*Data for the task:*
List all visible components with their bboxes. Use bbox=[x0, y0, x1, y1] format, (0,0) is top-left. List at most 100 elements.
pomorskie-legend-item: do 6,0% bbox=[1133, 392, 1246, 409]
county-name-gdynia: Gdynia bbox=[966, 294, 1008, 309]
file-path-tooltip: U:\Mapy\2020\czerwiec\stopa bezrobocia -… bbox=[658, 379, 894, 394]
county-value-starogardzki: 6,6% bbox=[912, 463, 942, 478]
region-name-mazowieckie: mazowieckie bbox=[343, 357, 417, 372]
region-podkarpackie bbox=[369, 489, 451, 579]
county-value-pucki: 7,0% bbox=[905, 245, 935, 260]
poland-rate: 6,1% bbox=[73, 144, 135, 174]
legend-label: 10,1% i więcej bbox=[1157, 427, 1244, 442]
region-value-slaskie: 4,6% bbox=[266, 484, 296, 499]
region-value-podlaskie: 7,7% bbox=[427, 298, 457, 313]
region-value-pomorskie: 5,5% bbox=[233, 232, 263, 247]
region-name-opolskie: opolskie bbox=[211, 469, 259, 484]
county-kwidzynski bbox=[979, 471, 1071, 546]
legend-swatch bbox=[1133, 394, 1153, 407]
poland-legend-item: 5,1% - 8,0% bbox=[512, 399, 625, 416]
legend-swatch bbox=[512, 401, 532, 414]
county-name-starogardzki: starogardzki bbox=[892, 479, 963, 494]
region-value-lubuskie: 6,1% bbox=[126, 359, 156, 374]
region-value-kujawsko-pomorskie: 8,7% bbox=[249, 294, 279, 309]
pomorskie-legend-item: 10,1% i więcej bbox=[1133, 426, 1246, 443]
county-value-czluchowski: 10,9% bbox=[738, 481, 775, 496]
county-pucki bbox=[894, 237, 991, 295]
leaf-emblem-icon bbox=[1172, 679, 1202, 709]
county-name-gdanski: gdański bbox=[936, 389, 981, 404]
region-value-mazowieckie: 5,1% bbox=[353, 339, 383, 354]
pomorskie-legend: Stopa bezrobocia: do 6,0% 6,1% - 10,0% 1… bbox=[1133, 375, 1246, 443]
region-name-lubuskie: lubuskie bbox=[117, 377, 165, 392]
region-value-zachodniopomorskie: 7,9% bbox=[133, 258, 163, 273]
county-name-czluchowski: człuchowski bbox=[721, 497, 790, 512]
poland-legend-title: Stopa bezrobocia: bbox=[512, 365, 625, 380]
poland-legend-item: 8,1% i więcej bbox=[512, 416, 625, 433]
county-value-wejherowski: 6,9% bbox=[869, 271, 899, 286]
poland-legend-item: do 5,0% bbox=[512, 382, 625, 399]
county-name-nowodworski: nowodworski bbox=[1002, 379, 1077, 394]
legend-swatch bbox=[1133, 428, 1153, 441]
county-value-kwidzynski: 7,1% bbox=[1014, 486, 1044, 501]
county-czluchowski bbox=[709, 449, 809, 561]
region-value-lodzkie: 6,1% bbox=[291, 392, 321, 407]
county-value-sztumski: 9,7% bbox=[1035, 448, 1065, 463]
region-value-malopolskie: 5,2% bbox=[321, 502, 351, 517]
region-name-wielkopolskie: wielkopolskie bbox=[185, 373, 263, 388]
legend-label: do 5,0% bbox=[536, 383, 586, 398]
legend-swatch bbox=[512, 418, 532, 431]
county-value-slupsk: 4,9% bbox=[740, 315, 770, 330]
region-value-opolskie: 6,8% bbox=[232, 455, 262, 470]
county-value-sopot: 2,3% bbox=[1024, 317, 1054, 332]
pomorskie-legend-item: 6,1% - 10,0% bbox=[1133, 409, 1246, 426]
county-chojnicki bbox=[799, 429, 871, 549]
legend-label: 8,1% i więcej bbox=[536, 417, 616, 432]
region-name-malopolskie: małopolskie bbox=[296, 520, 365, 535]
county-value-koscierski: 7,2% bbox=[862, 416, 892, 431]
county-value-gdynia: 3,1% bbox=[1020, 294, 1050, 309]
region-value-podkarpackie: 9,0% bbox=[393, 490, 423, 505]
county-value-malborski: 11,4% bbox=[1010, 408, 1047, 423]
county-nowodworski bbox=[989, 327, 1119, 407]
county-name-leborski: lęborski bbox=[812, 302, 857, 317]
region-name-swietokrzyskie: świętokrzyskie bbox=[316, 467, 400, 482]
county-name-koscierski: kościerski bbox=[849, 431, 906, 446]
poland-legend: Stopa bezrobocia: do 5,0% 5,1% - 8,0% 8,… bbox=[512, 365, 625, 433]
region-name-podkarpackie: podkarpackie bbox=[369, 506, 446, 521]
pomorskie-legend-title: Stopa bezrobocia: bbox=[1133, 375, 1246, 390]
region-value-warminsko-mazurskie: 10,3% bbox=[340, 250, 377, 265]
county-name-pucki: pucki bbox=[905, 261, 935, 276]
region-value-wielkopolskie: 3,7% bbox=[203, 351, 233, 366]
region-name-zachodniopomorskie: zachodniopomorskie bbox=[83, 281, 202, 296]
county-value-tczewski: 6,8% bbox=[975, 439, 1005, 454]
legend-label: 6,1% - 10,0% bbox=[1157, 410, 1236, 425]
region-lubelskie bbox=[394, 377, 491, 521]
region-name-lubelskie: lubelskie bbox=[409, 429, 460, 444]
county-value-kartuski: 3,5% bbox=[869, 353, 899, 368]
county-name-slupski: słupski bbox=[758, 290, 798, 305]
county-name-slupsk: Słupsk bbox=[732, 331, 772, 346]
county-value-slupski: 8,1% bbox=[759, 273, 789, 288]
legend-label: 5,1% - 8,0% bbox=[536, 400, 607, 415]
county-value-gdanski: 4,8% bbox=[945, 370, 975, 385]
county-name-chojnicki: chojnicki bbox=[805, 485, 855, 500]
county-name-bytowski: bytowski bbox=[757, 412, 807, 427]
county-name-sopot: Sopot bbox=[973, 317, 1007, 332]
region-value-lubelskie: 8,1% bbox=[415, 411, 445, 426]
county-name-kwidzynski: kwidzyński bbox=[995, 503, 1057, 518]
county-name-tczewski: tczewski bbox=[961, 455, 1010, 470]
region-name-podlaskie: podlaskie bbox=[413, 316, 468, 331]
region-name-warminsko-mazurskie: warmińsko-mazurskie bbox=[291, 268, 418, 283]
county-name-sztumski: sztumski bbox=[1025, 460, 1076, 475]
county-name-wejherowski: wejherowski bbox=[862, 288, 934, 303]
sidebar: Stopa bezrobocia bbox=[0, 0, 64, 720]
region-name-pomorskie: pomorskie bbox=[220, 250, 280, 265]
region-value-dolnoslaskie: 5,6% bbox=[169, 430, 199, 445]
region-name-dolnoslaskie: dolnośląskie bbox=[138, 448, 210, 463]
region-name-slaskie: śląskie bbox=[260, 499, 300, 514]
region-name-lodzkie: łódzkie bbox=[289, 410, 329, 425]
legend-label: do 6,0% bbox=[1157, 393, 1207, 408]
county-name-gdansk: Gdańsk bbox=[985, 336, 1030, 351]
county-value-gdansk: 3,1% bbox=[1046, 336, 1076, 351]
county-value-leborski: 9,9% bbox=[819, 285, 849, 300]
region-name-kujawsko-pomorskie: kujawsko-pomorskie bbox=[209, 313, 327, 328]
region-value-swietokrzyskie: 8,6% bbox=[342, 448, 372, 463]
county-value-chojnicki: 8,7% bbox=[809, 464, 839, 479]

*Exercise directions:* Copy out every one of the lines above word for word, without changing anything.

*Solution for this problem:*
List all visible components with their bboxes. Use bbox=[x0, y0, x1, y1] format, (0,0) is top-left. List at most 100 elements.
pomorskie-legend-item: do 6,0% bbox=[1133, 392, 1246, 409]
county-name-gdynia: Gdynia bbox=[966, 294, 1008, 309]
file-path-tooltip: U:\Mapy\2020\czerwiec\stopa bezrobocia -… bbox=[658, 379, 894, 394]
county-value-starogardzki: 6,6% bbox=[912, 463, 942, 478]
region-name-mazowieckie: mazowieckie bbox=[343, 357, 417, 372]
region-podkarpackie bbox=[369, 489, 451, 579]
county-value-pucki: 7,0% bbox=[905, 245, 935, 260]
poland-rate: 6,1% bbox=[73, 144, 135, 174]
legend-label: 10,1% i więcej bbox=[1157, 427, 1244, 442]
region-value-slaskie: 4,6% bbox=[266, 484, 296, 499]
region-value-podlaskie: 7,7% bbox=[427, 298, 457, 313]
region-value-pomorskie: 5,5% bbox=[233, 232, 263, 247]
region-name-opolskie: opolskie bbox=[211, 469, 259, 484]
county-kwidzynski bbox=[979, 471, 1071, 546]
legend-swatch bbox=[1133, 394, 1153, 407]
poland-legend-item: 5,1% - 8,0% bbox=[512, 399, 625, 416]
legend-swatch bbox=[512, 401, 532, 414]
county-name-starogardzki: starogardzki bbox=[892, 479, 963, 494]
region-value-lubuskie: 6,1% bbox=[126, 359, 156, 374]
region-value-kujawsko-pomorskie: 8,7% bbox=[249, 294, 279, 309]
pomorskie-legend-item: 10,1% i więcej bbox=[1133, 426, 1246, 443]
county-value-czluchowski: 10,9% bbox=[738, 481, 775, 496]
county-pucki bbox=[894, 237, 991, 295]
leaf-emblem-icon bbox=[1172, 679, 1202, 709]
county-name-gdanski: gdański bbox=[936, 389, 981, 404]
region-value-mazowieckie: 5,1% bbox=[353, 339, 383, 354]
pomorskie-legend: Stopa bezrobocia: do 6,0% 6,1% - 10,0% 1… bbox=[1133, 375, 1246, 443]
region-name-lubuskie: lubuskie bbox=[117, 377, 165, 392]
region-value-zachodniopomorskie: 7,9% bbox=[133, 258, 163, 273]
county-name-czluchowski: człuchowski bbox=[721, 497, 790, 512]
poland-legend-title: Stopa bezrobocia: bbox=[512, 365, 625, 380]
poland-legend-item: 8,1% i więcej bbox=[512, 416, 625, 433]
county-value-wejherowski: 6,9% bbox=[869, 271, 899, 286]
poland-legend-item: do 5,0% bbox=[512, 382, 625, 399]
county-name-nowodworski: nowodworski bbox=[1002, 379, 1077, 394]
legend-swatch bbox=[1133, 428, 1153, 441]
county-value-kwidzynski: 7,1% bbox=[1014, 486, 1044, 501]
county-czluchowski bbox=[709, 449, 809, 561]
region-value-lodzkie: 6,1% bbox=[291, 392, 321, 407]
county-value-sztumski: 9,7% bbox=[1035, 448, 1065, 463]
region-value-malopolskie: 5,2% bbox=[321, 502, 351, 517]
region-name-wielkopolskie: wielkopolskie bbox=[185, 373, 263, 388]
legend-label: do 5,0% bbox=[536, 383, 586, 398]
legend-swatch bbox=[512, 418, 532, 431]
county-value-slupsk: 4,9% bbox=[740, 315, 770, 330]
region-value-opolskie: 6,8% bbox=[232, 455, 262, 470]
county-value-sopot: 2,3% bbox=[1024, 317, 1054, 332]
pomorskie-legend-item: 6,1% - 10,0% bbox=[1133, 409, 1246, 426]
county-chojnicki bbox=[799, 429, 871, 549]
legend-label: 8,1% i więcej bbox=[536, 417, 616, 432]
region-name-malopolskie: małopolskie bbox=[296, 520, 365, 535]
county-value-koscierski: 7,2% bbox=[862, 416, 892, 431]
county-value-gdynia: 3,1% bbox=[1020, 294, 1050, 309]
region-value-podkarpackie: 9,0% bbox=[393, 490, 423, 505]
county-value-malborski: 11,4% bbox=[1010, 408, 1047, 423]
county-nowodworski bbox=[989, 327, 1119, 407]
county-name-leborski: lęborski bbox=[812, 302, 857, 317]
region-name-swietokrzyskie: świętokrzyskie bbox=[316, 467, 400, 482]
county-name-koscierski: kościerski bbox=[849, 431, 906, 446]
poland-legend: Stopa bezrobocia: do 5,0% 5,1% - 8,0% 8,… bbox=[512, 365, 625, 433]
region-name-podkarpackie: podkarpackie bbox=[369, 506, 446, 521]
pomorskie-legend-title: Stopa bezrobocia: bbox=[1133, 375, 1246, 390]
region-value-warminsko-mazurskie: 10,3% bbox=[340, 250, 377, 265]
county-name-pucki: pucki bbox=[905, 261, 935, 276]
region-value-wielkopolskie: 3,7% bbox=[203, 351, 233, 366]
region-name-zachodniopomorskie: zachodniopomorskie bbox=[83, 281, 202, 296]
county-value-tczewski: 6,8% bbox=[975, 439, 1005, 454]
legend-label: 6,1% - 10,0% bbox=[1157, 410, 1236, 425]
region-lubelskie bbox=[394, 377, 491, 521]
region-name-lubelskie: lubelskie bbox=[409, 429, 460, 444]
county-value-kartuski: 3,5% bbox=[869, 353, 899, 368]
county-name-slupski: słupski bbox=[758, 290, 798, 305]
county-name-slupsk: Słupsk bbox=[732, 331, 772, 346]
county-value-slupski: 8,1% bbox=[759, 273, 789, 288]
legend-label: 5,1% - 8,0% bbox=[536, 400, 607, 415]
county-value-gdanski: 4,8% bbox=[945, 370, 975, 385]
county-name-chojnicki: chojnicki bbox=[805, 485, 855, 500]
county-name-bytowski: bytowski bbox=[757, 412, 807, 427]
county-name-sopot: Sopot bbox=[973, 317, 1007, 332]
region-value-lubelskie: 8,1% bbox=[415, 411, 445, 426]
county-name-kwidzynski: kwidzyński bbox=[995, 503, 1057, 518]
county-name-tczewski: tczewski bbox=[961, 455, 1010, 470]
region-name-podlaskie: podlaskie bbox=[413, 316, 468, 331]
region-name-warminsko-mazurskie: warmińsko-mazurskie bbox=[291, 268, 418, 283]
county-name-sztumski: sztumski bbox=[1025, 460, 1076, 475]
county-name-wejherowski: wejherowski bbox=[862, 288, 934, 303]
sidebar: Stopa bezrobocia bbox=[0, 0, 64, 720]
region-name-pomorskie: pomorskie bbox=[220, 250, 280, 265]
region-value-dolnoslaskie: 5,6% bbox=[169, 430, 199, 445]
region-name-dolnoslaskie: dolnośląskie bbox=[138, 448, 210, 463]
region-name-slaskie: śląskie bbox=[260, 499, 300, 514]
region-name-lodzkie: łódzkie bbox=[289, 410, 329, 425]
legend-label: do 6,0% bbox=[1157, 393, 1207, 408]
county-name-gdansk: Gdańsk bbox=[985, 336, 1030, 351]
county-value-gdansk: 3,1% bbox=[1046, 336, 1076, 351]
county-value-leborski: 9,9% bbox=[819, 285, 849, 300]
region-name-kujawsko-pomorskie: kujawsko-pomorskie bbox=[209, 313, 327, 328]
region-value-swietokrzyskie: 8,6% bbox=[342, 448, 372, 463]
county-value-chojnicki: 8,7% bbox=[809, 464, 839, 479]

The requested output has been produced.